• **STATED GOAL A**
Answer these questions using the explanation of the longest-substring problem below:
(i) What input string is given in Example 2?
(ii) According to the intuition section, what does the hash map store for each character?
(iii) What two values do maxStart and maxLen track?
• **STATED GOAL B**
Continue the explanation of the longest-substring problem below, starting after its last sentence.

• **SELECTION**
Given a string s, find the longest substring without repeating characters. In other words, identify the contiguous sequence within s where all characters are unique. You may either return the substring itself or its length. For this example, we’ll focus on returning the substring.

🔹 Example 1

Input:

s = "abcabcbb"

Output:

"abc"

Explanation:
The answer is "abc", which has a length of 3. While there are multiple substrings without repeating characters (like "bca" or "cab"), "abc" is one valid answer.

🔹 Example 2

Input:

s = "bbbbb"

Output:

"b"

Explanation:
Since all characters are the same, the longest substring without duplicates is "b" with a length of 1.

🔍 Approach (Sliding Window with Hash Map)

The problem is optimally solved using a sliding window technique together with a hash map (or dictionary) to track the last seen index of each character.

✨ Intuition

  • Sliding Window:
    Utilize two pointers (l and r) that define the current window in the string. As you iterate with the right pointer, expand the window until you hit a repeated character.
  • Tracking Characters:
    Use a hash map to store the most recent index of every character encountered. When a duplicate is found that lies within the current window, slide the left pointer to one position right of the previous occurrence of that duplicate.
  • Window Update:
    Continuously update the maximum window size (and its starting index) as you progress through the string.

🔥 Detailed Algorithm Steps

  1. Initialization:
  • Create a hash map (lastIndex) to store the last seen index for each character.
  • Initialize two pointers: l = 0 (left pointer) and iterate r (right pointer) over the string.
  • Track the starting index (maxStart) and length (maxLen) of the maximum window found.
  1. Iterate and Update:
  • For each character at index r, check:
  • If the character has been seen before and its stored index is at least l, update l to lastIndex[s[r]] + 1. This ensures the window excludes the previous occurrence of the repeated character.

Boxed element entries:
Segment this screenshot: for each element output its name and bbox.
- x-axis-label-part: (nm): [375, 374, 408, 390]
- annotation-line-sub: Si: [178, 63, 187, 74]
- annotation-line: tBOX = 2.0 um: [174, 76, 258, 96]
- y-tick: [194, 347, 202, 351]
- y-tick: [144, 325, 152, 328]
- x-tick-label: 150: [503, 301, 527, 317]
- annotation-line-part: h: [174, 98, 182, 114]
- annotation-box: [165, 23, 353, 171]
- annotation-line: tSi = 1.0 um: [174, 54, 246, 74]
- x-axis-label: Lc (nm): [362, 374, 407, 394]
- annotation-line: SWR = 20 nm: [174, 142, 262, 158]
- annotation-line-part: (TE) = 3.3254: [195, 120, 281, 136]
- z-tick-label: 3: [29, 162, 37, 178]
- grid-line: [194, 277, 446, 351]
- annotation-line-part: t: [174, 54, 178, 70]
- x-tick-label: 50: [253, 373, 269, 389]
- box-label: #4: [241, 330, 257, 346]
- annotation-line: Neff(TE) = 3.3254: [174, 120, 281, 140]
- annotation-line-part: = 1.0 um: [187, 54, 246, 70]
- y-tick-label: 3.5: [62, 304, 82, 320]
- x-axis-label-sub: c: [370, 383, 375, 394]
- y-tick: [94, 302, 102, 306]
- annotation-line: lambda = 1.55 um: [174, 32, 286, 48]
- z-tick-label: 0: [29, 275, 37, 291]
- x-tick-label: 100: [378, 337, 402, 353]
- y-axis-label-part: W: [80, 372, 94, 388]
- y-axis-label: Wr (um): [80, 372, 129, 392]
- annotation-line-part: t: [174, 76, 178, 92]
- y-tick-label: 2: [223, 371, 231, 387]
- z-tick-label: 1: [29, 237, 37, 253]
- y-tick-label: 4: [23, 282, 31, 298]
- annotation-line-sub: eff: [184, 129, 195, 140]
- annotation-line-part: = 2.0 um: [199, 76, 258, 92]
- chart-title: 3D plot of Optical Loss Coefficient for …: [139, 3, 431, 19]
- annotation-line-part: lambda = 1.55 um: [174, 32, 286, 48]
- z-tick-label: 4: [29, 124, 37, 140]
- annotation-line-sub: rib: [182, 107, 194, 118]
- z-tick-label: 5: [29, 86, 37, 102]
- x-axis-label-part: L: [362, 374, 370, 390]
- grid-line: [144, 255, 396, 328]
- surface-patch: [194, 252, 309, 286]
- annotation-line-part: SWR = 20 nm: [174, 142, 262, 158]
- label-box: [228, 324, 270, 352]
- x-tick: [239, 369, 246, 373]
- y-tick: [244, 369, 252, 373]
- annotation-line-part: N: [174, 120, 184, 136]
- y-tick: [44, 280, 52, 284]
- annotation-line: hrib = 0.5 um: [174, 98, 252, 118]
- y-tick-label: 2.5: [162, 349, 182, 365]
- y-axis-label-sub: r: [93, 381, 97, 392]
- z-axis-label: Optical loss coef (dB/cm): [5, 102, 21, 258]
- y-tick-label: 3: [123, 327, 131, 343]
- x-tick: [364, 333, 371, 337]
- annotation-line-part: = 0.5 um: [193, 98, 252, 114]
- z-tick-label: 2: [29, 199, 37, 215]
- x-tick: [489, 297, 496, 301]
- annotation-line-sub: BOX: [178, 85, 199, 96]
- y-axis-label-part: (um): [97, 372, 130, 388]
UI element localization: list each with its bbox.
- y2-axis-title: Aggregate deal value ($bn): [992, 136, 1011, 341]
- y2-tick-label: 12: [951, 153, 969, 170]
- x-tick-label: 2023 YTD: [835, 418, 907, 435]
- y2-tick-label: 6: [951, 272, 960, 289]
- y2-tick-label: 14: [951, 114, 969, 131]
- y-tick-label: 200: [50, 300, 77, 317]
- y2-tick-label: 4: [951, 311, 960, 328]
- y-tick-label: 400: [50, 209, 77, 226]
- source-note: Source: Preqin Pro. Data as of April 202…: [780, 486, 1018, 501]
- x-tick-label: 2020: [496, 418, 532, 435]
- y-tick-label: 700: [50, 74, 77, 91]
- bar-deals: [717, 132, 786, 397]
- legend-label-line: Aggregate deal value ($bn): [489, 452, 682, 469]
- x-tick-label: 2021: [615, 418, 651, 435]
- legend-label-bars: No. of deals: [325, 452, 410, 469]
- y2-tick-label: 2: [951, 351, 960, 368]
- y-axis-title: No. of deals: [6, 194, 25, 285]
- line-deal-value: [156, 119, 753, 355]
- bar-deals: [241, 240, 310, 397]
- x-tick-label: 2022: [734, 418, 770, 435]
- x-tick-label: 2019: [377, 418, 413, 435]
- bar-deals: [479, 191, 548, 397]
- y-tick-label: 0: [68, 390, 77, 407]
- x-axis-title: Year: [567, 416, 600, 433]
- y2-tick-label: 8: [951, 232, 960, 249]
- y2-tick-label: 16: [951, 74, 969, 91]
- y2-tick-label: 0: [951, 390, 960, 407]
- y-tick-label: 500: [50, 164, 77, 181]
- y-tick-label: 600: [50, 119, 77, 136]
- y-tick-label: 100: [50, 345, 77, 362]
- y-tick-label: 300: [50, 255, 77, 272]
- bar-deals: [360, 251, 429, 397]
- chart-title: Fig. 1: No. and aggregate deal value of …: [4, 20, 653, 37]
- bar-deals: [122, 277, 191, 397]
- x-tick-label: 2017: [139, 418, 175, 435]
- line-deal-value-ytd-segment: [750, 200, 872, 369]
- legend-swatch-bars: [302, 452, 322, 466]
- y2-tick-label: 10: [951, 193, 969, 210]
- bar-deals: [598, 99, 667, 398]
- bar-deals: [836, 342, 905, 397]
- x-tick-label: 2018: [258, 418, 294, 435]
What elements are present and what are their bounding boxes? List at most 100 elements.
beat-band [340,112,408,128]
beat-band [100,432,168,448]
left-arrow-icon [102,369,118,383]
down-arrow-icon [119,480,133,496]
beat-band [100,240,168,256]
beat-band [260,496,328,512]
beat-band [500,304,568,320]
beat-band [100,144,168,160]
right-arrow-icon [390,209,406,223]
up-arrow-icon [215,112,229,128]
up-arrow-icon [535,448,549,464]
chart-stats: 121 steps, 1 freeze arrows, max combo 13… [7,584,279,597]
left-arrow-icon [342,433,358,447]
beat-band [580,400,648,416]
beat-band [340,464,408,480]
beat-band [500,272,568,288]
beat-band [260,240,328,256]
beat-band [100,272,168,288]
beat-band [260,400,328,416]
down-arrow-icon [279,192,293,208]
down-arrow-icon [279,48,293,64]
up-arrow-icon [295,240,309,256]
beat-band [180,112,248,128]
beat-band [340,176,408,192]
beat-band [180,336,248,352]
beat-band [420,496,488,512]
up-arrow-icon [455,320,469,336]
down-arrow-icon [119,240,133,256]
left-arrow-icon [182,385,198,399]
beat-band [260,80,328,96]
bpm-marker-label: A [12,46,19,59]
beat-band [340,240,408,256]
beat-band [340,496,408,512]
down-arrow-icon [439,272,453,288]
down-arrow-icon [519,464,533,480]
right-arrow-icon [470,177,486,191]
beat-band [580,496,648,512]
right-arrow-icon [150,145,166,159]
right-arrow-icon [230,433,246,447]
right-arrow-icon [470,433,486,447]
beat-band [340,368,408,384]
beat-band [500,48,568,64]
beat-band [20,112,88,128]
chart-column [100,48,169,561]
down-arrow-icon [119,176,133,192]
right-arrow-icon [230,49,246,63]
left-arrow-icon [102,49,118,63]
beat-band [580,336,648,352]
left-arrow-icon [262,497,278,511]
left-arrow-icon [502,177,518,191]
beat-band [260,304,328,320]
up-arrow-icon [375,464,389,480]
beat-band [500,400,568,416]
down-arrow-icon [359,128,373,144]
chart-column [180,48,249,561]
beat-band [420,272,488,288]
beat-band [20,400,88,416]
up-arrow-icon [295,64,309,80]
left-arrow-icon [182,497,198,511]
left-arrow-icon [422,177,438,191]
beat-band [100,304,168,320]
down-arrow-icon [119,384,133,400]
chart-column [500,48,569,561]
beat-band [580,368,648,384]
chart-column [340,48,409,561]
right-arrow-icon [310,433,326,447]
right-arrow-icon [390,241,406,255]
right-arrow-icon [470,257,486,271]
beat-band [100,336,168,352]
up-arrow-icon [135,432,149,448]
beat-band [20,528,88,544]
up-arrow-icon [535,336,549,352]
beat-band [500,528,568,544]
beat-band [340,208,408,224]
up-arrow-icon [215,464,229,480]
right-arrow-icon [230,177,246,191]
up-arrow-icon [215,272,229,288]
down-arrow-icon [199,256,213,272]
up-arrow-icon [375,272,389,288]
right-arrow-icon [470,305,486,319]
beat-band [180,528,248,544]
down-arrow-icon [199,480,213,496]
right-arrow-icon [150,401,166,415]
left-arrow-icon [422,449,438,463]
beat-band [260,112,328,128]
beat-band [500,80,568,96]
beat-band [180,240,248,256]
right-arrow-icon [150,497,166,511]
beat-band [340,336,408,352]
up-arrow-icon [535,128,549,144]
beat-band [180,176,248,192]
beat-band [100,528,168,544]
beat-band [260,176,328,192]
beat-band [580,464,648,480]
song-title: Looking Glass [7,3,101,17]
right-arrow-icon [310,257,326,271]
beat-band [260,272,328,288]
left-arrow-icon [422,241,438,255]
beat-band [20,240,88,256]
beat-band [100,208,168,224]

• **RIGHT ANSWER A**
(i) "bbbbb"
(ii) The most recent index at which each character was encountered.
(iii) The starting index and the length of the maximum window found.

• **RIGHT ANSWER B**
  • Store/update the index of the current character in the hash map.
  • If the current window size (r - l + 1) exceeds maxLen, update maxLen and maxStart accordingly.
  1. Return the Result:
  • After processing, return the substring defined by maxStart and maxLen.
  • If the input string is empty, return an empty string.

⏳ Time & Space Complexity

  • Time Complexity:
    O(n) – Each character is processed once with the right pointer, and the left pointer moves at most n times.
  • Space Complexity:
    O(min(m, n)) – In the worst case (all unique characters), the hash map stores all characters from the input string (where m is the size of the character set and n is the length of s).

🚀 Code Implementations

C++ Implementation

#include <iostream>
#include <string>
#include <unordered_map>
#include <algorithm>
using namespace std;
string longestUniqueSubstring(const string &s) {
unordered_map<char, int> lastIndex; // To store the last seen index of each character.
int l = 0, maxStart = 0, maxLen = 0;
for (int r = 0; r < s.size(); r++) {
char currentChar = s[r];
// If the character is seen and is within the current window, move left pointer.
if (lastIndex.find(currentChar) != lastIndex.end() && lastIndex[currentChar] >= l) {
l = lastIndex[currentChar] + 1;
}
// Update the last seen index of the current character.
lastIndex[currentChar] = r;
// Update maximum window if a longer substring is found.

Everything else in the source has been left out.